_Dataset entries_
* BEGIN *

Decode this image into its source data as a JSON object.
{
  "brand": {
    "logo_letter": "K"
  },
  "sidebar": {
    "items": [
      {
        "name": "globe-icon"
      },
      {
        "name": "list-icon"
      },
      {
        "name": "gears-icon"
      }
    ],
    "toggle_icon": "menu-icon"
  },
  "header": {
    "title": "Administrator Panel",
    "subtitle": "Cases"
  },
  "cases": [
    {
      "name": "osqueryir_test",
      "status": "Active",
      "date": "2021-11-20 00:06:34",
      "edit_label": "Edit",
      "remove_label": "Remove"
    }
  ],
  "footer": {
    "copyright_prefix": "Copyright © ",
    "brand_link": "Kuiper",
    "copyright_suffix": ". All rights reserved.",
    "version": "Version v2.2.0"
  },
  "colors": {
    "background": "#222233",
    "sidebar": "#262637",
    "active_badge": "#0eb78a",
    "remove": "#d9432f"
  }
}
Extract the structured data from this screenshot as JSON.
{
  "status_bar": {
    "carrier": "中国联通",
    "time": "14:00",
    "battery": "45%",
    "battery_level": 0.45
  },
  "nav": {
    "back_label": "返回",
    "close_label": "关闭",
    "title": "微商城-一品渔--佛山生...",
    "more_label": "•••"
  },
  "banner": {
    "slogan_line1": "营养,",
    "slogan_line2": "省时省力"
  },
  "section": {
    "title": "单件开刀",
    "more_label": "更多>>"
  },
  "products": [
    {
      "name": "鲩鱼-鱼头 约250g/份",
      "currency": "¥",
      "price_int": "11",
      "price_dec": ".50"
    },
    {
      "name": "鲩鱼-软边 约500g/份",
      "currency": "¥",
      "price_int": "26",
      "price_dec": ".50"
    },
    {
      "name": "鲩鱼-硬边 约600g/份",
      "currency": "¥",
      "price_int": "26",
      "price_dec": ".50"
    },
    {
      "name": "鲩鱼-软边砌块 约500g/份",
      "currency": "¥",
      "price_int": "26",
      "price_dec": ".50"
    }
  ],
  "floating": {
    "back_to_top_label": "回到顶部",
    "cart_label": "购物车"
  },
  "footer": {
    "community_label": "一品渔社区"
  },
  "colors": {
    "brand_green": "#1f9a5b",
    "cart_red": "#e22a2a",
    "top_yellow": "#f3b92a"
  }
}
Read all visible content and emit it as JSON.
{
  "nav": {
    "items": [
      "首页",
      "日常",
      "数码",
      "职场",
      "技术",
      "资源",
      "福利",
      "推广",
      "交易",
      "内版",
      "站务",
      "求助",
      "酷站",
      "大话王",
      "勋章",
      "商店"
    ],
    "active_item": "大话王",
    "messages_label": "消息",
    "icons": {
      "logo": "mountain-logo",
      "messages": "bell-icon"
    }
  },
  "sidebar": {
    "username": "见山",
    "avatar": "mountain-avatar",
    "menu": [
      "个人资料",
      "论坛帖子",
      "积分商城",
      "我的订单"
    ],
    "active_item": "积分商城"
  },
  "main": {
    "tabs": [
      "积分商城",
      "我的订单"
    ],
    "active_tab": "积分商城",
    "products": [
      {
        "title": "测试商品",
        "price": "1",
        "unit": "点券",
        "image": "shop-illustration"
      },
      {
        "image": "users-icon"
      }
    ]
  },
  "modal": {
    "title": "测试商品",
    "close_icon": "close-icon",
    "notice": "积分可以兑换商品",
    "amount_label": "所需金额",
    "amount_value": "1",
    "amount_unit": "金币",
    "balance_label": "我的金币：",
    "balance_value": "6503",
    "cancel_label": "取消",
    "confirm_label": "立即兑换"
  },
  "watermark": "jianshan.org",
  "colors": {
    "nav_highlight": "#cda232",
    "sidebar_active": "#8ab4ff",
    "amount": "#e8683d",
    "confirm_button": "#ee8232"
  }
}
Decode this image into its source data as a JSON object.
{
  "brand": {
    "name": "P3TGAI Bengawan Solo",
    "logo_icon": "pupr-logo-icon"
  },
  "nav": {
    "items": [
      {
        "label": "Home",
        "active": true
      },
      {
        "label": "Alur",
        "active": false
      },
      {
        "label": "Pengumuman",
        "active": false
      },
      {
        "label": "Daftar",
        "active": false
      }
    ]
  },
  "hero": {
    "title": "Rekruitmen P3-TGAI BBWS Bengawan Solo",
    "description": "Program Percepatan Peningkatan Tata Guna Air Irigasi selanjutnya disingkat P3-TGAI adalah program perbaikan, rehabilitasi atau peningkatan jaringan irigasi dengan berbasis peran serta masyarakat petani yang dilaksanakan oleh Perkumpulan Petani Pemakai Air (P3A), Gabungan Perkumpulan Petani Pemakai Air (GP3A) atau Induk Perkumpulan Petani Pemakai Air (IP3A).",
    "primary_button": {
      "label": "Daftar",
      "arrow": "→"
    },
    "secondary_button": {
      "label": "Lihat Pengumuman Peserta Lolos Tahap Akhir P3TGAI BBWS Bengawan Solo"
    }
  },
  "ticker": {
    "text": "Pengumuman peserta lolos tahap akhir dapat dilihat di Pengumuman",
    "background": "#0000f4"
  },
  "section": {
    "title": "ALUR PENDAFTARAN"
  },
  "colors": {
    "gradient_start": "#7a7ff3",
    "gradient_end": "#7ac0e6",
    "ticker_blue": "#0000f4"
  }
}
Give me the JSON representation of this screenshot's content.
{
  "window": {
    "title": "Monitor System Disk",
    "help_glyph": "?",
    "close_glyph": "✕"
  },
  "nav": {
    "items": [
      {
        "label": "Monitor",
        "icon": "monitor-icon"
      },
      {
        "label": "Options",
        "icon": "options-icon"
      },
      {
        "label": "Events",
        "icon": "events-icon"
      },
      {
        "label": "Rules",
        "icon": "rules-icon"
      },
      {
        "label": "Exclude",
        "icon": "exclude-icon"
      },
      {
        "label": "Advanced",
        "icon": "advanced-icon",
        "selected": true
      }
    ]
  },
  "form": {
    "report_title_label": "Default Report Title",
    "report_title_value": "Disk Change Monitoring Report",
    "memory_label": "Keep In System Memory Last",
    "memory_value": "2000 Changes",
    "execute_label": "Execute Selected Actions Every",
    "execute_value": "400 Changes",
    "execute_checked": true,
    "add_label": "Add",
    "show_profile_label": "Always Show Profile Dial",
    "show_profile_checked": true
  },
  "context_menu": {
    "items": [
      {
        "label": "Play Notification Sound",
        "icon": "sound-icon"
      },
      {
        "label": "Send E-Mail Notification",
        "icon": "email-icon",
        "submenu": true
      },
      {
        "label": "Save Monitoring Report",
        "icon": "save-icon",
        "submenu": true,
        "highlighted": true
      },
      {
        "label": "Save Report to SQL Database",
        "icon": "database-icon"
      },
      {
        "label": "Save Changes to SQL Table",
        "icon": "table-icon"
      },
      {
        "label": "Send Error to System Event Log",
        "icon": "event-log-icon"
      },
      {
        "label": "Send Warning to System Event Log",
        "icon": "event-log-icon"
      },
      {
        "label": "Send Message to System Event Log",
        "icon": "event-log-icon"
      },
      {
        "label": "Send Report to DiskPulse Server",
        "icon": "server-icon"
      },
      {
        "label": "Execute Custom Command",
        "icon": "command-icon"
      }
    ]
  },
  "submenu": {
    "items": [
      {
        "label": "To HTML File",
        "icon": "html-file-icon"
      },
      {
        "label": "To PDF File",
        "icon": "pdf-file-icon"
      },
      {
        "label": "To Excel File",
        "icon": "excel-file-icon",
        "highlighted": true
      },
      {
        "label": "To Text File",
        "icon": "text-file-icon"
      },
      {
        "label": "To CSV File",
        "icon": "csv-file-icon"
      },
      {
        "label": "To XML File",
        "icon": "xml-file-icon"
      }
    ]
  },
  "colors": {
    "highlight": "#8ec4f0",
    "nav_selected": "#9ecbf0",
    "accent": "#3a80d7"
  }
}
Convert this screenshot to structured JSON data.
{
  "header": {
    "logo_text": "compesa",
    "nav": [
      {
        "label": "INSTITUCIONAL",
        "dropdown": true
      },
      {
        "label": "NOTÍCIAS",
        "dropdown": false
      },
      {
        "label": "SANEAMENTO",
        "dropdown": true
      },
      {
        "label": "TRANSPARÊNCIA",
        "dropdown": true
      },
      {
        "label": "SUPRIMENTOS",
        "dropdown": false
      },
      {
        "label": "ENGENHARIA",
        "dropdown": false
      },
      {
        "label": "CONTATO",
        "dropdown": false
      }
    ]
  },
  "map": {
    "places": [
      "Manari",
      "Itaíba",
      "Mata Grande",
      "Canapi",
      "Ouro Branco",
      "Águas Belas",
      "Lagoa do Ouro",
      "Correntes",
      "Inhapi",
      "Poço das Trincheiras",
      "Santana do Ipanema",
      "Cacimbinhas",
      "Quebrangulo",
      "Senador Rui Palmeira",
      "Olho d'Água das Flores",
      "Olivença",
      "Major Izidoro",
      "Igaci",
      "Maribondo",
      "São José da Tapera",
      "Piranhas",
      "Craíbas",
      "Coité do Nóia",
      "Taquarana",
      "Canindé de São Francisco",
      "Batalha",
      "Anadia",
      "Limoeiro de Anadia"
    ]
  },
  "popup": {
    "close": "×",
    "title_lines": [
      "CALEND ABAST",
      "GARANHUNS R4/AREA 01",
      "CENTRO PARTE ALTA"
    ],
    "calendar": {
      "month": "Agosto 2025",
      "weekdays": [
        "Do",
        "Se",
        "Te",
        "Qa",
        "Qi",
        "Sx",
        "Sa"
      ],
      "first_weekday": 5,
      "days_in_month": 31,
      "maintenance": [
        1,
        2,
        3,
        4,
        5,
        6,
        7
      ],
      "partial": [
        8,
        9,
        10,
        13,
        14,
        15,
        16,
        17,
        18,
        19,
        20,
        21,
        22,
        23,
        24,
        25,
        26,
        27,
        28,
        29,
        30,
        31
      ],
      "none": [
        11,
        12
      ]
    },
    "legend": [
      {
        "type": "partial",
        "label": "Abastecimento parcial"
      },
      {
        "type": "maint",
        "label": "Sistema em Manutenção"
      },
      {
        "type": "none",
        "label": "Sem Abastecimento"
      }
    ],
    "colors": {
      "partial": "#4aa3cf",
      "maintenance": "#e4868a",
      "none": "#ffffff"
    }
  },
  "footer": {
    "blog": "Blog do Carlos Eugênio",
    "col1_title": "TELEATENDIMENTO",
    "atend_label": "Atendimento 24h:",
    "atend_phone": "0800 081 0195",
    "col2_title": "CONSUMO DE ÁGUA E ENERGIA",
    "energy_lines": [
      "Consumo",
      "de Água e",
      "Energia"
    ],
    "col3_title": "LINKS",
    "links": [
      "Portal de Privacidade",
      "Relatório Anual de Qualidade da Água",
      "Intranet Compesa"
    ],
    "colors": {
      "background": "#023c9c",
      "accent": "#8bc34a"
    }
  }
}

* END *

_GIVEN TASK_
Using the listing above, show every line that includes the string "partial".

_SOLUTION FOR THIS TASK_
      "partial": [
        "type": "partial",
      "partial": "#4aa3cf",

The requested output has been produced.